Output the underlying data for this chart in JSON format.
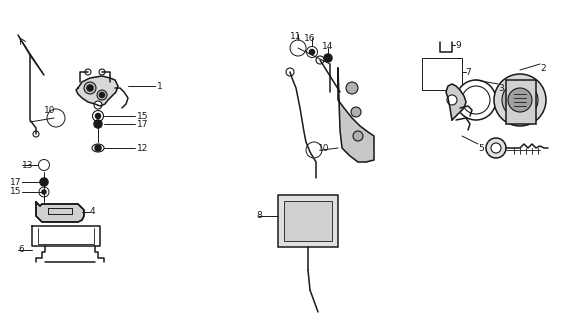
{
  "bg_color": "#ffffff",
  "lc": "#1a1a1a",
  "fig_w": 5.8,
  "fig_h": 3.2,
  "dpi": 100,
  "lw": 1.1,
  "lw_t": 0.7,
  "fs": 6.5
}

....................

Your copy should hold every record word for word and none of the pictures.

Written answer —
Output the underlying data for this chart in JSON format.
{
  "bg_color": "#ffffff",
  "lc": "#1a1a1a",
  "fig_w": 5.8,
  "fig_h": 3.2,
  "dpi": 100,
  "lw": 1.1,
  "lw_t": 0.7,
  "fs": 6.5
}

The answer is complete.